> **Supplied text**
Vegan Peanut Butter Pie (Print Version)

# Ingredients:

→ Chocolate Almond Crust

01 - 2 cups almond flour
02 - 1/4 cup unsweetened cocoa powder
03 - 1/4 cup melted coconut oil
04 - 1/4 cup maple syrup or brown rice syrup
05 - 1 teaspoon vanilla extract

→ Peanut Butter Filling

06 - 1 cup creamy unsalted peanut butter
07 - 2 tablespoons chia seeds
08 - 1/3 cup maple syrup or brown rice syrup
09 - 1 1/4 cups coconut milk (room temperature)
10 - 1/3 cup coconut cream (room temperature)
11 - 1/4 cup lukewarm coconut oil

# Instructions:

01 - Brush melted coconut oil over a 9-inch round pie pan with a removable bottom. Set aside. In a mixing bowl, combine almond flour, cocoa powder, melted coconut oil, maple syrup, and vanilla extract. Knead with hands for ~90 seconds to form a sticky dough. Press dough into the pie pan, ensuring there are no holes. Smooth the surface with the back of a spoon.
02 - For a crispy crust, bake at 350°F (180°C) for 15-20 minutes. For a raw crust, freeze for 10 minutes. Cool the baked crust for 15 minutes before releasing it from the pan.
03 - In a blender, mix peanut butter, chia seeds, maple syrup, coconut milk, coconut cream, and lukewarm coconut oil. Blend on high speed to form a thick paste. Add more coconut milk as needed, up to 1/4 cup, blending after each addition.
04 - Pour the filling into the room-temperature crust. If the crust was frozen, pour the filling immediately after removing from the freezer. Spread filling evenly.
05 - Refrigerate the pie for 30 minutes. Decorate with vegan dark chocolate pieces, a drizzle of fresh peanut butter, and melted dark chocolate.
06 - Store the pie in the fridge for up to 4 days in a cake box. For a no-bake crust, freeze the pie or slices in an airtight container. Defrost for a few hours before serving. Serve cold or half-frozen.

# Notes:

01 - For a keto version, use monk fruit sugar-free syrup to reduce carbs to 7g per slice.
02 - Using brown rice syrup lowers sugar to 5.5g per slice.
03 - Freezing the crust allows for a raw pie option.

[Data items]
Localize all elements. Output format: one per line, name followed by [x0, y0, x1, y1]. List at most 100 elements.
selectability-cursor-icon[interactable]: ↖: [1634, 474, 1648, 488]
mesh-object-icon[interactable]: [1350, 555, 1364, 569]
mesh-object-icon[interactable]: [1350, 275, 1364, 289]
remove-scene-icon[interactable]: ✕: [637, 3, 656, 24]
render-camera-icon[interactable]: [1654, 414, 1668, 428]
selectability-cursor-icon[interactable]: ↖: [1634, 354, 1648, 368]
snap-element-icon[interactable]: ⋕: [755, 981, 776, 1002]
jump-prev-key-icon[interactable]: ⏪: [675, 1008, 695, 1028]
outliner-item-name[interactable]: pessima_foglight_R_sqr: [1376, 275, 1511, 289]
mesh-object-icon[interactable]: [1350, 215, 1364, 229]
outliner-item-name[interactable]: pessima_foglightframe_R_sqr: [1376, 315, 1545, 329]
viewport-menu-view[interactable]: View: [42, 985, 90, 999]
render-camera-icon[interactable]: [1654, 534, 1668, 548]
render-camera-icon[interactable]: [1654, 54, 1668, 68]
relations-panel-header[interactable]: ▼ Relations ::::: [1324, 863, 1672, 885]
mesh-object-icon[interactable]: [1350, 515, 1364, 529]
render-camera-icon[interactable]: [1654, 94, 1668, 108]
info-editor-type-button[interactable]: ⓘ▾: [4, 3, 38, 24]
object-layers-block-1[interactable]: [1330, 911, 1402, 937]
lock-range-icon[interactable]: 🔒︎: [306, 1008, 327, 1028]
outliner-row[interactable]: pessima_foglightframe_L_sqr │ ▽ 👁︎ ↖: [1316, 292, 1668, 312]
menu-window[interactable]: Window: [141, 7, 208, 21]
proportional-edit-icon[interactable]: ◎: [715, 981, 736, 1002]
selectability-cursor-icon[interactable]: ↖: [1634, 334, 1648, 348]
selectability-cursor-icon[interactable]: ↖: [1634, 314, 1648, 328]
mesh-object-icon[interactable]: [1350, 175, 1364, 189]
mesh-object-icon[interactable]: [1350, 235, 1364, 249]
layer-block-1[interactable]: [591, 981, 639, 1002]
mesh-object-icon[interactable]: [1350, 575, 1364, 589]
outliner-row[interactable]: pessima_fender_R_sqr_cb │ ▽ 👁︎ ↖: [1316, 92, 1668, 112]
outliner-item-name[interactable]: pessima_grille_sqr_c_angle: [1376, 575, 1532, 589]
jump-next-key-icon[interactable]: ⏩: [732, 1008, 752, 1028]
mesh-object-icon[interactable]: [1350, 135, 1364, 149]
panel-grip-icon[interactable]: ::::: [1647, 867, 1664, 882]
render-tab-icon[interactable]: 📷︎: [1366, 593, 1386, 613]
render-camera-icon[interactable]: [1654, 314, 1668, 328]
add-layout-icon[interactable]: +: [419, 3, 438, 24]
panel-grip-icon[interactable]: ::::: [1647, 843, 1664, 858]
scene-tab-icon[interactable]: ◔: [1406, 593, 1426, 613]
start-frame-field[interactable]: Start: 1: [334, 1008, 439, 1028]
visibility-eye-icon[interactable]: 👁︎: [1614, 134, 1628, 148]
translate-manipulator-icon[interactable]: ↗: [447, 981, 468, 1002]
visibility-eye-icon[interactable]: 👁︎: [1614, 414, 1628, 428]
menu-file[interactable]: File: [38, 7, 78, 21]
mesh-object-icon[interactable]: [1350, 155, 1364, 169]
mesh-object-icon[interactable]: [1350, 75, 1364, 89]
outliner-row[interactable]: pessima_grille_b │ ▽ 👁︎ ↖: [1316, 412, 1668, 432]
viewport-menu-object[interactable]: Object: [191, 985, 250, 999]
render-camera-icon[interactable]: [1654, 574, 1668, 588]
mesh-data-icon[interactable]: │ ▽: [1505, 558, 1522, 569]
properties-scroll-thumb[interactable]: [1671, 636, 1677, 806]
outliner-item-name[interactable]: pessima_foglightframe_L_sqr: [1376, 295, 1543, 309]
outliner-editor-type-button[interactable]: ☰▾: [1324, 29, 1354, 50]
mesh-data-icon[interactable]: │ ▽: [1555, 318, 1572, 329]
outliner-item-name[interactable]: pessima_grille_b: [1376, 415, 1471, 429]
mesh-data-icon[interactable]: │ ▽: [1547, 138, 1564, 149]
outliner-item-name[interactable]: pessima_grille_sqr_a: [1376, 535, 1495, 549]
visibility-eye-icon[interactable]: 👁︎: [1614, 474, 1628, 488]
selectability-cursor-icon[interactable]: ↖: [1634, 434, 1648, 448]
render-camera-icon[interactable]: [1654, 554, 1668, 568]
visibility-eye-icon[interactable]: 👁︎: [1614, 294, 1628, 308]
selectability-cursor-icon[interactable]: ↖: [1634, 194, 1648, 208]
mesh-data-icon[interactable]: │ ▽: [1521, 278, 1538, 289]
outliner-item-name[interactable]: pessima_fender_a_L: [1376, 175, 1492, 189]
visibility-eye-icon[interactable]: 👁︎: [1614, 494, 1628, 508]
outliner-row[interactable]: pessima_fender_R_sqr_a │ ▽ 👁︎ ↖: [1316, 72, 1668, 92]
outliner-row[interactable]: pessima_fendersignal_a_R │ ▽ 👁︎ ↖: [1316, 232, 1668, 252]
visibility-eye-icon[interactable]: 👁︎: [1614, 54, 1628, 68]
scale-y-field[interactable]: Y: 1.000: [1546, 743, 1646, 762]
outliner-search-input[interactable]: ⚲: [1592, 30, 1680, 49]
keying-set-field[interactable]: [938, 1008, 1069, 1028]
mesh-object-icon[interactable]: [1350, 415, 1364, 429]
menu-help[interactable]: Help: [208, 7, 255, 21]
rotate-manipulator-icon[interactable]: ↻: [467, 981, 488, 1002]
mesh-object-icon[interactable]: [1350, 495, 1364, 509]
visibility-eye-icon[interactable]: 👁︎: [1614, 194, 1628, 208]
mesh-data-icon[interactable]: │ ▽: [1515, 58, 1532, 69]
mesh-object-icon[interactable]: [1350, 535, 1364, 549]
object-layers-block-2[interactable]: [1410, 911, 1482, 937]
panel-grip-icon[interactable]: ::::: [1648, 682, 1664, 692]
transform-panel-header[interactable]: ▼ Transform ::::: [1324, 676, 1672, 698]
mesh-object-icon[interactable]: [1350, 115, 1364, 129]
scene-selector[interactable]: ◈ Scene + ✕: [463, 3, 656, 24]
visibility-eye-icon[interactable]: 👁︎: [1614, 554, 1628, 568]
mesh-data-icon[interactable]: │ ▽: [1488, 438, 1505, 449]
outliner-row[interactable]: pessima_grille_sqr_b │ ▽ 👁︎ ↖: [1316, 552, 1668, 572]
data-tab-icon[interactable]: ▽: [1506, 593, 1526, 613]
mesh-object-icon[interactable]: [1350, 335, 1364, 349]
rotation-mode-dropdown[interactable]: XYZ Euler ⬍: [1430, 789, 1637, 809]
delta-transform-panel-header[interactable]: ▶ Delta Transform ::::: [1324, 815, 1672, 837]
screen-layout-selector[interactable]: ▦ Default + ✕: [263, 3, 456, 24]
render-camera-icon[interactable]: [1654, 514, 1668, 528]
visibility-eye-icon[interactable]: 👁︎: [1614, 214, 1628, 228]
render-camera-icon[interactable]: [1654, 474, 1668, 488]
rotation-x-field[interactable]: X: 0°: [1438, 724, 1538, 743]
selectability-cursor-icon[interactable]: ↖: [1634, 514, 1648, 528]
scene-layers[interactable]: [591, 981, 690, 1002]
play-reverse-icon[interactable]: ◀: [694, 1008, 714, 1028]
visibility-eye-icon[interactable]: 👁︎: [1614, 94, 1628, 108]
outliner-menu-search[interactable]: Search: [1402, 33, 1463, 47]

> **Things to do**
#1 According to the pie recipe, how long should the pie be refrigerated after the filling is spread?
#2 Say whether each statement agrees with the pie recipe, and quote the words that decide it: (a) The crust dough is pressed into a 10-inch pie pan. (b) Using brown rice syrup brings the sugar down to 5.5g per slice. (c) A raw crust is frozen for 10 minutes.
#3 List every ingredient the pie recipe gives for the Chocolate Almond Crust, with its amount.
You won't need the data items for any of these tasks.

> **Answers by item**
#1 30 minutes.

#2
(a) No: "Brush melted coconut oil over a 9-inch round pie pan with a removable bottom."
(b) Yes: "Using brown rice syrup lowers sugar to 5.5g per slice."
(c) Yes: "For a raw crust, freeze for 10 minutes."

#3
- 2 cups almond flour
- 1/4 cup unsweetened cocoa powder
- 1/4 cup melted coconut oil
- 1/4 cup maple syrup or brown rice syrup
- 1 teaspoon vanilla extract